[Required work] Identify and reproduce every line holding the string "previous".

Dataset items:
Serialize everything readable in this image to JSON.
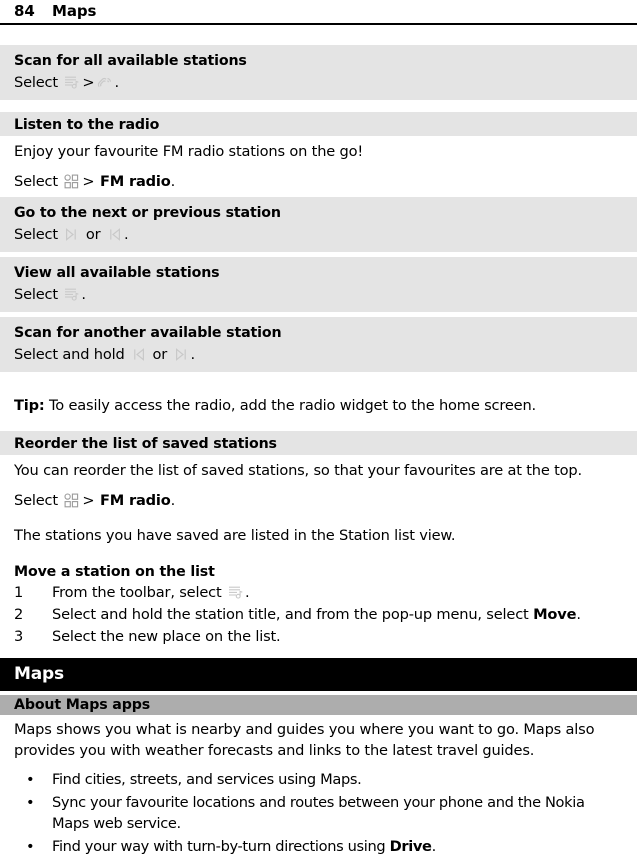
{
  "header": {
    "page_number": "84",
    "chapter": "Maps"
  },
  "sections": {
    "scan_all": {
      "heading": "Scan for all available stations",
      "line_prefix": "Select",
      "icon_1": "station-list-icon",
      "separator": ">",
      "icon_2": "scan-stations-icon",
      "line_suffix": "."
    },
    "listen_radio": {
      "heading": "Listen to the radio",
      "intro": "Enjoy your favourite FM radio stations on the go!",
      "select_prefix": "Select",
      "icon": "app-grid-icon",
      "separator": ">",
      "target": "FM radio",
      "period": "."
    },
    "next_prev": {
      "heading": "Go to the next or previous station",
      "line_prefix": "Select",
      "icon_1": "next-station-icon",
      "conjunction": "or",
      "icon_2": "previous-station-icon",
      "line_suffix": "."
    },
    "view_all": {
      "heading": "View all available stations",
      "line_prefix": "Select",
      "icon_1": "station-list-icon",
      "line_suffix": "."
    },
    "scan_another": {
      "heading": "Scan for another available station",
      "line_prefix": "Select and hold",
      "icon_1": "previous-station-icon",
      "conjunction": "or",
      "icon_2": "next-station-icon",
      "line_suffix": "."
    },
    "tip": {
      "label": "Tip:",
      "text": "To easily access the radio, add the radio widget to the home screen."
    },
    "reorder": {
      "heading": "Reorder the list of saved stations",
      "paragraph_1": "You can reorder the list of saved stations, so that your favourites are at the top.",
      "select_prefix": "Select",
      "icon": "app-grid-icon",
      "separator": ">",
      "target": "FM radio",
      "period": ".",
      "paragraph_2": "The stations you have saved are listed in the Station list view."
    },
    "move_station": {
      "heading": "Move a station on the list",
      "steps": [
        {
          "number": "1",
          "text_before": "From the toolbar, select",
          "icon": "station-list-icon",
          "text_after": ".",
          "bold_term": "",
          "text_tail": ""
        },
        {
          "number": "2",
          "text_before": "Select and hold the station title, and from the pop-up menu, select",
          "icon": "",
          "bold_term": "Move",
          "text_tail": "."
        },
        {
          "number": "3",
          "text_before": "Select the new place on the list.",
          "icon": "",
          "bold_term": "",
          "text_tail": ""
        }
      ]
    }
  },
  "chapter": {
    "title": "Maps",
    "section_title": "About Maps apps",
    "intro": "Maps shows you what is nearby and guides you where you want to go. Maps also provides you with weather forecasts and links to the latest travel guides.",
    "bullets": [
      {
        "text_before": "Find cities, streets, and services using Maps.",
        "bold_term": "",
        "text_after": ""
      },
      {
        "text_before": "Sync your favourite locations and routes between your phone and the Nokia Maps web service.",
        "bold_term": "",
        "text_after": ""
      },
      {
        "text_before": "Find your way with turn-by-turn directions using",
        "bold_term": "Drive",
        "text_after": "."
      }
    ],
    "bullet_glyph": "•"
  },
  "colors": {
    "band_gray": "#e4e4e4",
    "banner_gray": "#adadad",
    "chapter_black": "#000000",
    "icon_gray": "#c9c9c9"
  }
}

[The result]
      "heading": "Go to the next or previous station",
      "icon_2": "previous-station-icon",
      "icon_1": "previous-station-icon",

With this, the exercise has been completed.